[Data items]
▬▬▬▬▬▬▬▬▬▬

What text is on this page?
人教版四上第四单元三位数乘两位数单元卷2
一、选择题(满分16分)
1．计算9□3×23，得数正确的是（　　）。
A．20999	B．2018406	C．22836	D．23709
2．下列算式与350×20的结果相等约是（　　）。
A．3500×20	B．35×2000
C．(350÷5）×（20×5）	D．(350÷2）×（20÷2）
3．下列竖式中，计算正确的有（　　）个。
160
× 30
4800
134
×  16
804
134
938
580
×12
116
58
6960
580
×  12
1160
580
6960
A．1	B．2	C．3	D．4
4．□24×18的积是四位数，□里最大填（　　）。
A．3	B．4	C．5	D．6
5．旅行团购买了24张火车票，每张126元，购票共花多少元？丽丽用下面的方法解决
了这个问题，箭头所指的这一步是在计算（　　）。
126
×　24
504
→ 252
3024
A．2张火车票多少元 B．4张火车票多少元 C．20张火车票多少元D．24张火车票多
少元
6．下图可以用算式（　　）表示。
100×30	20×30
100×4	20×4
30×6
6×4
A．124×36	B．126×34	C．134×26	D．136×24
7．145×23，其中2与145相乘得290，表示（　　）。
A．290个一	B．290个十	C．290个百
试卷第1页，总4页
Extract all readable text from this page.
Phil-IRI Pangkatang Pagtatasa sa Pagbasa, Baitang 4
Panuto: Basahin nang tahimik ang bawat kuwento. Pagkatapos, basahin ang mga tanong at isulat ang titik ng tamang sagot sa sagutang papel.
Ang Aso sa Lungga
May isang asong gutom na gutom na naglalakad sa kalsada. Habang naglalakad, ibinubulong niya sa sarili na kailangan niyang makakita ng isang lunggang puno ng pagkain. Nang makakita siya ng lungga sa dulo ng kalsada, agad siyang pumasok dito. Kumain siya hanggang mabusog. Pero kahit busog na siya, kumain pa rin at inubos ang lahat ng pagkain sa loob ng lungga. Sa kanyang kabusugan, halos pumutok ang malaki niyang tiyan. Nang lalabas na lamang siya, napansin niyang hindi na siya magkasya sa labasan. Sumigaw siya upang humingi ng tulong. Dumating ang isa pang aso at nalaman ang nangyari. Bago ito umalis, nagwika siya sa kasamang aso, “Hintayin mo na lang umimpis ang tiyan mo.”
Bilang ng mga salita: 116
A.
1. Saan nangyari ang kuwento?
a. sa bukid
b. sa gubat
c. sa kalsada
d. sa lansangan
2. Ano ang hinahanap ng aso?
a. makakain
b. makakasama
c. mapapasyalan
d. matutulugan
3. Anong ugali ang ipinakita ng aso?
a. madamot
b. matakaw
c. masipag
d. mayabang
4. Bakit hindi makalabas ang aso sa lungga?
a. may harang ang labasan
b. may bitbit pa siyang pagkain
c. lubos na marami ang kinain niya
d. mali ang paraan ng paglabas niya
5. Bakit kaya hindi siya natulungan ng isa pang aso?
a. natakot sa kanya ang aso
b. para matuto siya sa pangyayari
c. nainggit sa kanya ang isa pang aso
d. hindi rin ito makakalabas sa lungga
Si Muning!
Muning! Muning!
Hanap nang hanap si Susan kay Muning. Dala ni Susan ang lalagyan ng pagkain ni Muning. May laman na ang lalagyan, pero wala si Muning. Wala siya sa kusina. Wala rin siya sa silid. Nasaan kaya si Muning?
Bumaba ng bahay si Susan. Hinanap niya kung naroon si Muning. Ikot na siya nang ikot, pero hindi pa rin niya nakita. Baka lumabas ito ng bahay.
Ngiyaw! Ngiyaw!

▬▬▬▬▬▬▬▬▬▬

### Problem requirements
Take the lines above and print them exactly.

### Expected answer
What text is on this page?
人教版四上第四单元三位数乘两位数单元卷2
一、选择题(满分16分)
1．计算9□3×23，得数正确的是（　　）。
A．20999	B．2018406	C．22836	D．23709
2．下列算式与350×20的结果相等约是（　　）。
A．3500×20	B．35×2000
C．(350÷5）×（20×5）	D．(350÷2）×（20÷2）
3．下列竖式中，计算正确的有（　　）个。
160
× 30
4800
134
×  16
804
134
938
580
×12
116
58
6960
580
×  12
1160
580
6960
A．1	B．2	C．3	D．4
4．□24×18的积是四位数，□里最大填（　　）。
A．3	B．4	C．5	D．6
5．旅行团购买了24张火车票，每张126元，购票共花多少元？丽丽用下面的方法解决
了这个问题，箭头所指的这一步是在计算（　　）。
126
×　24
504
→ 252
3024
A．2张火车票多少元 B．4张火车票多少元 C．20张火车票多少元D．24张火车票多
少元
6．下图可以用算式（　　）表示。
100×30	20×30
100×4	20×4
30×6
6×4
A．124×36	B．126×34	C．134×26	D．136×24
7．145×23，其中2与145相乘得290，表示（　　）。
A．290个一	B．290个十	C．290个百
试卷第1页，总4页
Extract all readable text from this page.
Phil-IRI Pangkatang Pagtatasa sa Pagbasa, Baitang 4
Panuto: Basahin nang tahimik ang bawat kuwento. Pagkatapos, basahin ang mga tanong at isulat ang titik ng tamang sagot sa sagutang papel.
Ang Aso sa Lungga
May isang asong gutom na gutom na naglalakad sa kalsada. Habang naglalakad, ibinubulong niya sa sarili na kailangan niyang makakita ng isang lunggang puno ng pagkain. Nang makakita siya ng lungga sa dulo ng kalsada, agad siyang pumasok dito. Kumain siya hanggang mabusog. Pero kahit busog na siya, kumain pa rin at inubos ang lahat ng pagkain sa loob ng lungga. Sa kanyang kabusugan, halos pumutok ang malaki niyang tiyan. Nang lalabas na lamang siya, napansin niyang hindi na siya magkasya sa labasan. Sumigaw siya upang humingi ng tulong. Dumating ang isa pang aso at nalaman ang nangyari. Bago ito umalis, nagwika siya sa kasamang aso, “Hintayin mo na lang umimpis ang tiyan mo.”
Bilang ng mga salita: 116
A.
1. Saan nangyari ang kuwento?
a. sa bukid
b. sa gubat
c. sa kalsada
d. sa lansangan
2. Ano ang hinahanap ng aso?
a. makakain
b. makakasama
c. mapapasyalan
d. matutulugan
3. Anong ugali ang ipinakita ng aso?
a. madamot
b. matakaw
c. masipag
d. mayabang
4. Bakit hindi makalabas ang aso sa lungga?
a. may harang ang labasan
b. may bitbit pa siyang pagkain
c. lubos na marami ang kinain niya
d. mali ang paraan ng paglabas niya
5. Bakit kaya hindi siya natulungan ng isa pang aso?
a. natakot sa kanya ang aso
b. para matuto siya sa pangyayari
c. nainggit sa kanya ang isa pang aso
d. hindi rin ito makakalabas sa lungga
Si Muning!
Muning! Muning!
Hanap nang hanap si Susan kay Muning. Dala ni Susan ang lalagyan ng pagkain ni Muning. May laman na ang lalagyan, pero wala si Muning. Wala siya sa kusina. Wala rin siya sa silid. Nasaan kaya si Muning?
Bumaba ng bahay si Susan. Hinanap niya kung naroon si Muning. Ikot na siya nang ikot, pero hindi pa rin niya nakita. Baka lumabas ito ng bahay.
Ngiyaw! Ngiyaw!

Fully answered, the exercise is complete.